BEGIN
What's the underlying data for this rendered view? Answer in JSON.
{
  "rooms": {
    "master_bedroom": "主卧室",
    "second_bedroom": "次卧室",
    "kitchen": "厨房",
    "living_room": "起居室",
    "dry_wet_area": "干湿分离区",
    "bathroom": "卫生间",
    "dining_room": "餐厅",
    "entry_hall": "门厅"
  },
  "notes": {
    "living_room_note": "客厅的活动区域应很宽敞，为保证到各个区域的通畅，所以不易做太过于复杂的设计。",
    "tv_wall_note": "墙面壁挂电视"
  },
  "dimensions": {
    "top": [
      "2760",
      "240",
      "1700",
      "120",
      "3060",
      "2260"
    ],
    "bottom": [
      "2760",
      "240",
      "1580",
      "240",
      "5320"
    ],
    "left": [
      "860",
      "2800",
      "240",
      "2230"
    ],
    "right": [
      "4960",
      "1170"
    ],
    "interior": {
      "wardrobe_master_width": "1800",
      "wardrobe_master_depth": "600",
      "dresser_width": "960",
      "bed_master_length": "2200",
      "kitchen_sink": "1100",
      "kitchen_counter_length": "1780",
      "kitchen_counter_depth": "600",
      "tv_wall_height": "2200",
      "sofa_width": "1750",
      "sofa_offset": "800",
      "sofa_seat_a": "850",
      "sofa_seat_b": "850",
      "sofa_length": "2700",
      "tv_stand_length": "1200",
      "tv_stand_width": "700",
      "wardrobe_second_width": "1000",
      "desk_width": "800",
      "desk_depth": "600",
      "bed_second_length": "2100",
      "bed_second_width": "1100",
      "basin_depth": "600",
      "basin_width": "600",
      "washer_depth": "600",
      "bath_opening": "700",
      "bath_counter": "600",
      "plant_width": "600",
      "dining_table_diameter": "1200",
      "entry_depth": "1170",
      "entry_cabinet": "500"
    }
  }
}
END
» **Task brief**: Retype all of the entries precisely as they are.

» **The output**:
What's the underlying data for this rendered view? Answer in JSON.
{
  "rooms": {
    "master_bedroom": "主卧室",
    "second_bedroom": "次卧室",
    "kitchen": "厨房",
    "living_room": "起居室",
    "dry_wet_area": "干湿分离区",
    "bathroom": "卫生间",
    "dining_room": "餐厅",
    "entry_hall": "门厅"
  },
  "notes": {
    "living_room_note": "客厅的活动区域应很宽敞，为保证到各个区域的通畅，所以不易做太过于复杂的设计。",
    "tv_wall_note": "墙面壁挂电视"
  },
  "dimensions": {
    "top": [
      "2760",
      "240",
      "1700",
      "120",
      "3060",
      "2260"
    ],
    "bottom": [
      "2760",
      "240",
      "1580",
      "240",
      "5320"
    ],
    "left": [
      "860",
      "2800",
      "240",
      "2230"
    ],
    "right": [
      "4960",
      "1170"
    ],
    "interior": {
      "wardrobe_master_width": "1800",
      "wardrobe_master_depth": "600",
      "dresser_width": "960",
      "bed_master_length": "2200",
      "kitchen_sink": "1100",
      "kitchen_counter_length": "1780",
      "kitchen_counter_depth": "600",
      "tv_wall_height": "2200",
      "sofa_width": "1750",
      "sofa_offset": "800",
      "sofa_seat_a": "850",
      "sofa_seat_b": "850",
      "sofa_length": "2700",
      "tv_stand_length": "1200",
      "tv_stand_width": "700",
      "wardrobe_second_width": "1000",
      "desk_width": "800",
      "desk_depth": "600",
      "bed_second_length": "2100",
      "bed_second_width": "1100",
      "basin_depth": "600",
      "basin_width": "600",
      "washer_depth": "600",
      "bath_opening": "700",
      "bath_counter": "600",
      "plant_width": "600",
      "dining_table_diameter": "1200",
      "entry_depth": "1170",
      "entry_cabinet": "500"
    }
  }
}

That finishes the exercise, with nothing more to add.